→ **Exercise instructions**:
All lines holding the string "xlabel" are to be shown.
##### Stored rows #####
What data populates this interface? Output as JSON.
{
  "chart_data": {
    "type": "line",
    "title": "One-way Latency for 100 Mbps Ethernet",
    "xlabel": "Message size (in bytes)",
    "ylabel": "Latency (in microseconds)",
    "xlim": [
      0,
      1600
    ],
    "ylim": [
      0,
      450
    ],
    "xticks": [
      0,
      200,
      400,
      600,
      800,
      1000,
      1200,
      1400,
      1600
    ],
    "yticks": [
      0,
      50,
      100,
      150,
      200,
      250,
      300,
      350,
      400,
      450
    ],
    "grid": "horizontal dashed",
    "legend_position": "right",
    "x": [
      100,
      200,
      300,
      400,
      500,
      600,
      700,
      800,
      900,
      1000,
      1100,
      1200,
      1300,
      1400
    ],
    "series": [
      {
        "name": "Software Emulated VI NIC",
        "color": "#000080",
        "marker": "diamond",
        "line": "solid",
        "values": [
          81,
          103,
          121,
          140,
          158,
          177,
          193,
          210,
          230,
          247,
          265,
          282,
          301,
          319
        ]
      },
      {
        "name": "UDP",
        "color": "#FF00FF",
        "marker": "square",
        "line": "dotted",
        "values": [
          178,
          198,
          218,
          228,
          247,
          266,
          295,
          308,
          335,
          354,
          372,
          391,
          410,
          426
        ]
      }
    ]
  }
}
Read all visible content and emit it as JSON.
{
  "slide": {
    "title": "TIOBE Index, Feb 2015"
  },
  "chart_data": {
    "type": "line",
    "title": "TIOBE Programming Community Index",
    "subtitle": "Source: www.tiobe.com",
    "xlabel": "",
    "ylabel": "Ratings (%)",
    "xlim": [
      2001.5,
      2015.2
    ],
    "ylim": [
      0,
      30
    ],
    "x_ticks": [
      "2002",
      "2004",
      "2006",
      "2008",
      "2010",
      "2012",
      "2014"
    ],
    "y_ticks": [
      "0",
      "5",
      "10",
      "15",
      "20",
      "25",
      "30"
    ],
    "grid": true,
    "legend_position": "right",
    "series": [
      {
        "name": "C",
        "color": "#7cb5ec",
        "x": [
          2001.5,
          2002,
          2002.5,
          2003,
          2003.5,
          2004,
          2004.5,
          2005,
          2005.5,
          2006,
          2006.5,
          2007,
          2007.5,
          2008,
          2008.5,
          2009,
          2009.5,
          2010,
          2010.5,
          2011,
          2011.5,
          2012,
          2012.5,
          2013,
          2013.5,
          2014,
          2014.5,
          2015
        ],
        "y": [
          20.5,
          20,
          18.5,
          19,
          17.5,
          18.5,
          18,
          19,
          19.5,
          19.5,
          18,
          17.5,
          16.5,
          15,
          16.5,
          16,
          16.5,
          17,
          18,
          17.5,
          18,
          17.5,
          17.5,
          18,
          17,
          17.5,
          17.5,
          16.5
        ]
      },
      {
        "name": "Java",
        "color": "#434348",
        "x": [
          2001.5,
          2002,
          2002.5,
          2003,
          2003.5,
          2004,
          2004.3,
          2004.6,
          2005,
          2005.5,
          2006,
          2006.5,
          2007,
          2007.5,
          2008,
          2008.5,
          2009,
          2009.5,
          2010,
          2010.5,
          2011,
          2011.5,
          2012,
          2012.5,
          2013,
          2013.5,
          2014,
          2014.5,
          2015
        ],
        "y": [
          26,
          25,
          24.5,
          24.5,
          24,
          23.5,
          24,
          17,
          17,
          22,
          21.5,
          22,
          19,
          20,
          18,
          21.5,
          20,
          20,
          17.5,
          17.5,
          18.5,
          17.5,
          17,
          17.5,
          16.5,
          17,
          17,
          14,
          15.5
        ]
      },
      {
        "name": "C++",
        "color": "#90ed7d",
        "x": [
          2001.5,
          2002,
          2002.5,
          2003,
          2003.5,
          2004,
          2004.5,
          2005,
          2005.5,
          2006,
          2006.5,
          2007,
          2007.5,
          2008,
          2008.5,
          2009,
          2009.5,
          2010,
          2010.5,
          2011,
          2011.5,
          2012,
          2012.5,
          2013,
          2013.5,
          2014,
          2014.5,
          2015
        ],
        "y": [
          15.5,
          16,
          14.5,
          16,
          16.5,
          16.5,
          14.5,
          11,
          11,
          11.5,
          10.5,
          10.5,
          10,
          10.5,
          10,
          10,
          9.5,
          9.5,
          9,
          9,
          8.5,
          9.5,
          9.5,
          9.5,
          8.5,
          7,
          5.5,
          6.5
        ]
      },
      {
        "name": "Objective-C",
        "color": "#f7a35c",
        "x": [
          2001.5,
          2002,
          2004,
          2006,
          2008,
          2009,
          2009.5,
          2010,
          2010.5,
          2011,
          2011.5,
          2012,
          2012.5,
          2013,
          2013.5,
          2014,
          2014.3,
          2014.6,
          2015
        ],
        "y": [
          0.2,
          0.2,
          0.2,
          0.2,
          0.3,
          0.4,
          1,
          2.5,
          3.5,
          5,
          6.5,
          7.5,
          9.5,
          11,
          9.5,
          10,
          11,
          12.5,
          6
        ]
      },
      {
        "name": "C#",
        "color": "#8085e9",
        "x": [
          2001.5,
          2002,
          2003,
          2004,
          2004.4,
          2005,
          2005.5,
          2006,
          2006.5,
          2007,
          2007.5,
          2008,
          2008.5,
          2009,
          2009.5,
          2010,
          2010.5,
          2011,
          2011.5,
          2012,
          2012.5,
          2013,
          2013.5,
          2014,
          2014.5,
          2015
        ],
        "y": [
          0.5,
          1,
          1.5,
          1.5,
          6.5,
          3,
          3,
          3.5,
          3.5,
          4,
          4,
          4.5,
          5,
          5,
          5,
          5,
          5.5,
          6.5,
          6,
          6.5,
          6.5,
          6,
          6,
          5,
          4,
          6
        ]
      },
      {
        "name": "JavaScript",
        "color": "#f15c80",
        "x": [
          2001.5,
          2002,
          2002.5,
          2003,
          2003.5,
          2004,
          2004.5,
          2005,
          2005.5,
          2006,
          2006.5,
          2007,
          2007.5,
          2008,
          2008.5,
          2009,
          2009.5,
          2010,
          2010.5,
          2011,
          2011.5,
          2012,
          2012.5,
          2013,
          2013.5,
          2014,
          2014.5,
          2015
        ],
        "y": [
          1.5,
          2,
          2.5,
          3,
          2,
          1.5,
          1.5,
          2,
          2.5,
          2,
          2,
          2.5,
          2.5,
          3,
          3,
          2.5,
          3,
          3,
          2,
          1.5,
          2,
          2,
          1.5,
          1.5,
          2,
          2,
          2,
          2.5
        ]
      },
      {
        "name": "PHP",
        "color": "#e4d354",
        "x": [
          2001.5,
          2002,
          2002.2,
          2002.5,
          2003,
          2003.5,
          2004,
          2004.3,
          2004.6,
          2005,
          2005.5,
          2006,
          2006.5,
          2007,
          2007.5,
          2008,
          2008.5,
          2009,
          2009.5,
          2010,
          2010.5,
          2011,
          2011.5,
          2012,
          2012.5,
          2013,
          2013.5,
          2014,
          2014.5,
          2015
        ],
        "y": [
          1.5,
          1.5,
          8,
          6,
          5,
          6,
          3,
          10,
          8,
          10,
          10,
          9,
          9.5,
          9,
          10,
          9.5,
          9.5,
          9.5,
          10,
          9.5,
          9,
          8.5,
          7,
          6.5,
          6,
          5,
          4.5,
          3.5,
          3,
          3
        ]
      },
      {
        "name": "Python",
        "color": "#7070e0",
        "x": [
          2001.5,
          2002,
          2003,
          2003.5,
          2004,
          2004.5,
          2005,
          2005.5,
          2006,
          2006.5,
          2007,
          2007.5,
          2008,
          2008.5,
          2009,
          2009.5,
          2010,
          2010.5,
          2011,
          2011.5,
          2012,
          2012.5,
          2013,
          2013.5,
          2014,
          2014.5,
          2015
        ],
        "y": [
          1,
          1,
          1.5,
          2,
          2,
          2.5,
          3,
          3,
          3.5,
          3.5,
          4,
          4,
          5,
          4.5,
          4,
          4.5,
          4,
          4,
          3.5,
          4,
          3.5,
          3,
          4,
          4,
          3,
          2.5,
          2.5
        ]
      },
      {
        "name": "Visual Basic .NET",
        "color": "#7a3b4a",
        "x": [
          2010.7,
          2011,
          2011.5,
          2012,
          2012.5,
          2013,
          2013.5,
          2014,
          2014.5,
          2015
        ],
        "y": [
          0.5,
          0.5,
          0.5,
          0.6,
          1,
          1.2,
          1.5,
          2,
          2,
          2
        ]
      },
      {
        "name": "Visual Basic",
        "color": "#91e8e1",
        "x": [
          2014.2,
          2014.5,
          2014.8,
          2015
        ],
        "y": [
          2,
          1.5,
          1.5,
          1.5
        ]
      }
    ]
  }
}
#####
##### Stored rows #####
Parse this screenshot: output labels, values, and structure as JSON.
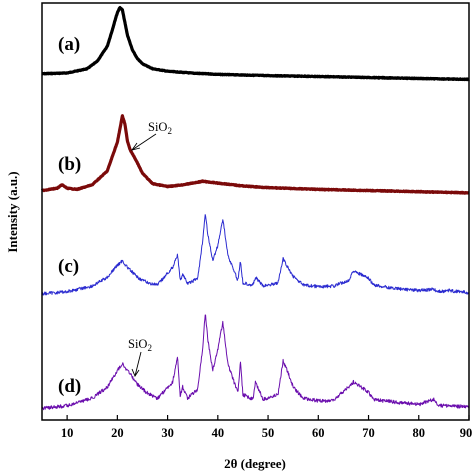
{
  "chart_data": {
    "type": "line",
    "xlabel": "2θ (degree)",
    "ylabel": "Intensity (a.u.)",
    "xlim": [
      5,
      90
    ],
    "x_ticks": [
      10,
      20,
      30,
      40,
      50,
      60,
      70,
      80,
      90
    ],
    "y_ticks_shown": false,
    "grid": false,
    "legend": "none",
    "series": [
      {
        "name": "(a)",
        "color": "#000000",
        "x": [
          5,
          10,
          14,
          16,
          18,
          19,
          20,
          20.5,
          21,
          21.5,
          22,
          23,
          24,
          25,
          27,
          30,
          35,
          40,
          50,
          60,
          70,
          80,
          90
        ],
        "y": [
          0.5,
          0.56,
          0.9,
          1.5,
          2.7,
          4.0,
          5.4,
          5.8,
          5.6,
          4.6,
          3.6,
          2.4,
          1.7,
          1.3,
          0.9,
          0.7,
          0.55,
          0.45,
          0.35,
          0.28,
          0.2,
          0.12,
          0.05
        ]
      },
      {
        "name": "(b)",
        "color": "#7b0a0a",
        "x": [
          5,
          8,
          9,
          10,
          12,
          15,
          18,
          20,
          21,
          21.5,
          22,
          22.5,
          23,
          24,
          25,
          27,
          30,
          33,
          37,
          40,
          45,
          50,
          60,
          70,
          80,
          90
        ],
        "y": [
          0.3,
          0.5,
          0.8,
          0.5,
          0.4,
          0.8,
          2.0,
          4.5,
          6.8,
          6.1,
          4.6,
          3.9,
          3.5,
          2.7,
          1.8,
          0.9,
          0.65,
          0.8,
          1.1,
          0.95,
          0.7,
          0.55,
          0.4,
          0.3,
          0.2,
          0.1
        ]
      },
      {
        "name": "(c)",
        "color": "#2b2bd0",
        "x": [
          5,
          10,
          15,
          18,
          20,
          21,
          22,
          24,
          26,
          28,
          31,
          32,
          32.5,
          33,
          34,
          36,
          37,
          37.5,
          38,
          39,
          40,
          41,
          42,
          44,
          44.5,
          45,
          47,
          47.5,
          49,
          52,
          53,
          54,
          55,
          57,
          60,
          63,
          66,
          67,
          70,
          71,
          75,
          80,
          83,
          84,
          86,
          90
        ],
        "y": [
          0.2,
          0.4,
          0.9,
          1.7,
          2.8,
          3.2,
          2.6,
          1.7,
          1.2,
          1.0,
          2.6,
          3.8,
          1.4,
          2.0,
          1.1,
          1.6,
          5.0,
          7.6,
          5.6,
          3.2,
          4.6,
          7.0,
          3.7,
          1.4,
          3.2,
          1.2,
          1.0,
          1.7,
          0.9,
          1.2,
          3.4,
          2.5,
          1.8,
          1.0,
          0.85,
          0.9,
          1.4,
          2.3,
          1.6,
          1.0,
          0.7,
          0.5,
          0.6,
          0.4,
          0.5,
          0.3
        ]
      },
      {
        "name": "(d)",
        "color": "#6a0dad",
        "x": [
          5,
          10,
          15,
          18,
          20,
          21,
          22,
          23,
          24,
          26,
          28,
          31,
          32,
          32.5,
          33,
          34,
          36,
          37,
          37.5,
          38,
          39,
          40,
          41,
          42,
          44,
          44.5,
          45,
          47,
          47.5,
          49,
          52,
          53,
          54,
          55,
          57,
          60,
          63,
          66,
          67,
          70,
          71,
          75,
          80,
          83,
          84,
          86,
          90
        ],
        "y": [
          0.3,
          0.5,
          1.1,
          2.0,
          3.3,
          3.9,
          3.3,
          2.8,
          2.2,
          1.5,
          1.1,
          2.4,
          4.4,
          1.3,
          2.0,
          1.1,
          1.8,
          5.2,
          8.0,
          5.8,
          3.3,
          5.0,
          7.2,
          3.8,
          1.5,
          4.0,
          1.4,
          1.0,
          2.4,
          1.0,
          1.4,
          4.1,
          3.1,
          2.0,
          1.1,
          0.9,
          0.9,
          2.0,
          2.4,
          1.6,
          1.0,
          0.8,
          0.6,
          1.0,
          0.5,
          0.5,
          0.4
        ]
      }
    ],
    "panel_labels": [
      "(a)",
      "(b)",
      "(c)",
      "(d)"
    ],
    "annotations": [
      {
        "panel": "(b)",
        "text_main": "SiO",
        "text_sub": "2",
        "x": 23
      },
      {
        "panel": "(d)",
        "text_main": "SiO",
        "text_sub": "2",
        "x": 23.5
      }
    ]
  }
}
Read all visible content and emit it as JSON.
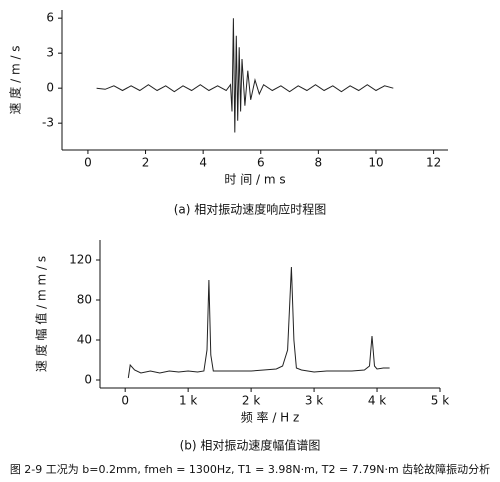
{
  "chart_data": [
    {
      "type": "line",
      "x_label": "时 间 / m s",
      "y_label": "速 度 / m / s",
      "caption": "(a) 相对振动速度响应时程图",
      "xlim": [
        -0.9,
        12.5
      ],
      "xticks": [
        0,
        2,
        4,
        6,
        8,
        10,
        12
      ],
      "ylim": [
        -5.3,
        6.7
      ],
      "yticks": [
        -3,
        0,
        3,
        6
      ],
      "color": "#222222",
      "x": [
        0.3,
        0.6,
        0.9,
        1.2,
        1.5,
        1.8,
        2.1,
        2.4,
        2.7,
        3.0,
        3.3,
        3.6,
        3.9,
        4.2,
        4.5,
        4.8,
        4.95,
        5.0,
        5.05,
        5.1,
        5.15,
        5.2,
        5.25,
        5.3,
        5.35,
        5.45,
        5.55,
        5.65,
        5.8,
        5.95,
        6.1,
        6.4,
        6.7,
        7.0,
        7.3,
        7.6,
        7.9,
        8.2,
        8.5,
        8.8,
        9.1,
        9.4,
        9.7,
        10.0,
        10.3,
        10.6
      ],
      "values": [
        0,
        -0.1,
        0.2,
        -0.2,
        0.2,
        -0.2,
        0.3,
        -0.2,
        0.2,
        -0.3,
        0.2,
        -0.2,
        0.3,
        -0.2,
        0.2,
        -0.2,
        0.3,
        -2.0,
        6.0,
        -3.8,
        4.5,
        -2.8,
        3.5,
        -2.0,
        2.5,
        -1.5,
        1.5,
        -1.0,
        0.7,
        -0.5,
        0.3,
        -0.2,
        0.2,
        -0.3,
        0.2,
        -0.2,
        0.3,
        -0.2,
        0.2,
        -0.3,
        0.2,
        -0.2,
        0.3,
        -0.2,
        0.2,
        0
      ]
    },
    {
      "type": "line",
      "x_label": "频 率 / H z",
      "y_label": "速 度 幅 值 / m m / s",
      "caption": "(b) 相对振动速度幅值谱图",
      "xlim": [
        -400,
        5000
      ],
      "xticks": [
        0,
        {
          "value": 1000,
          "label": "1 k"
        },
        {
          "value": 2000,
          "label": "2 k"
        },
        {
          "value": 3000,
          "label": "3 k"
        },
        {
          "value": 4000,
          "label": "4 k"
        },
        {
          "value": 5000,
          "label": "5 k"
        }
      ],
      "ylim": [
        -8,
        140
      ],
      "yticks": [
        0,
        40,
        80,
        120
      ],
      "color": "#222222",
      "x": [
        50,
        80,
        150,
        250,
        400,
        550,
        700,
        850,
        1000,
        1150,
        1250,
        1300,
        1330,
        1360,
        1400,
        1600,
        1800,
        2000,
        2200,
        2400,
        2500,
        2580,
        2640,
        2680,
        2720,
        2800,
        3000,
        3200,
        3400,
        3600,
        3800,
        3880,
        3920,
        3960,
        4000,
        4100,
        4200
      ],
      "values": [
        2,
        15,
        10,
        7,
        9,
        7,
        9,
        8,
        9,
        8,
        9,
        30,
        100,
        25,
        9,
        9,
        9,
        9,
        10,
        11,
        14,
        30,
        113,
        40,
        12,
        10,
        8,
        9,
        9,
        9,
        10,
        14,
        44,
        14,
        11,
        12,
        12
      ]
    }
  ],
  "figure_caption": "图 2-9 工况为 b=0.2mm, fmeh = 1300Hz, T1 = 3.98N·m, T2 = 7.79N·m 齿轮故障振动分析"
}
#####
→ **Solution to this exercise**:
    "xlabel": "Message size (in bytes)",
    "xlabel": "",
    "xlabel": "2θ (degree)",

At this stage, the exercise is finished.